The analog voltage can be carried on a single pair conductor.
Depending on the signaling protocol, a digital signal can be
carried on one or more conductors, but the ADC will also require
power, so generally locating the ADC on the container means that at
least 3 conductors might be required (one+conductor, one-conductor,
and one signal conductor).
[0041] Processor
[0042] There are a number of low-cost and low power
micro-processors available. These devices often include
non-volatile data storage for both software code, as well as data.
These devices might also include ADC capabilities allowing direct
analog input without a separate ADC. There are also a number of
standard communication protocols that may be fully integrated into
the processor, such as Serial TxRx, I2C, or SPI.
[0043] Examples of the type of processors that might be appropriate
include: MicroChip PIC12FXXX series, Atmel AtTiny series, Cypress
PSOC 4xxx family and Holtex HT66F0021.
[0044] Heating Element
[0045] Any material that conducts electricity can be a heating
element, because they exhibit resistance to the flow of electricity
and that resistance generates heat. Some materials are more
suitable as heating elements, maybe because they are more
efficient, or they are easier shape or form during manufacture, or
they are lower cost. Some materials that are commonly used for
high-temperature applications, might not be suitable for a
lower-temperature application. Examples of materials for resistive
heating elements include: nichrome (NiCr), KANTHAL, cupronickel
(CuNi), and copper.

◇ ◇ ◇ ◇ ◇

# EXERCISES:
1) Copy the text about processors and heating elements from "These devices might" to "I2C, or SPI.", substituting "functions" for "capabilities".
2) Turn the paragraph of the text about processors and heating elements that begins "Any material that conducts electricity" into a short bulleted list that keeps its main facts.

(Records from a data source)
◇ ◇ ◇ ◇ ◇

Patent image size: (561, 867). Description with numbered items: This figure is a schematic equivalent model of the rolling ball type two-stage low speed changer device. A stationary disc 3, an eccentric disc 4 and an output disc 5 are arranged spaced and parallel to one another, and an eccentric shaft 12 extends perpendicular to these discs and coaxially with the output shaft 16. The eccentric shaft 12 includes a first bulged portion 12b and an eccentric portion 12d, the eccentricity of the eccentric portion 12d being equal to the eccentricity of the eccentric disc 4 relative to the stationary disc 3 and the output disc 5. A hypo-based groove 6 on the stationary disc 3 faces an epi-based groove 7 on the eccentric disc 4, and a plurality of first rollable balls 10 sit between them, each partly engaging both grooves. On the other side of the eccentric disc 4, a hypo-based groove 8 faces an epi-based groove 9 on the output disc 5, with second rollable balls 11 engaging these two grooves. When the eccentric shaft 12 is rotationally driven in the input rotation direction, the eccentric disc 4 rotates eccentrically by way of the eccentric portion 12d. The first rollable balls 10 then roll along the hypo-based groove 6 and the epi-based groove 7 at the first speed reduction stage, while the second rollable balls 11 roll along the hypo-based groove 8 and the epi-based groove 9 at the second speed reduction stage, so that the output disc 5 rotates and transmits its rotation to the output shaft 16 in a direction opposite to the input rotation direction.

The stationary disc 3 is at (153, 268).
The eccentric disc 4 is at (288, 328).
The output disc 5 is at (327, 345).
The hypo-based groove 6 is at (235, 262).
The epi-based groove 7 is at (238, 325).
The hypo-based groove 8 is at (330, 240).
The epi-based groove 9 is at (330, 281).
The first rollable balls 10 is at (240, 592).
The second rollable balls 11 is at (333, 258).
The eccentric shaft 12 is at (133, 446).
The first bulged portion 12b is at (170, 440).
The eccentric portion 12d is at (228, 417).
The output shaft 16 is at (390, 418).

◇ ◇ ◇ ◇ ◇

# RESULTS IN ORDER:
1)
These devices might also include ADC functions allowing direct
analog input without a separate ADC. There are also a number of
standard communication protocols that may be fully integrated into
the processor, such as Serial TxRx, I2C, or SPI.

2)
- Any material that conducts electricity can be a heating element, because its resistance to the flow of electricity generates heat.
- Some materials suit the role better because they may be more efficient, easier to shape or form during manufacture, or lower in cost.
- Materials commonly used for high-temperature applications might not suit lower-temperature ones.
- Examples of materials for resistive heating elements are nichrome (NiCr), KANTHAL, cupronickel (CuNi), and copper.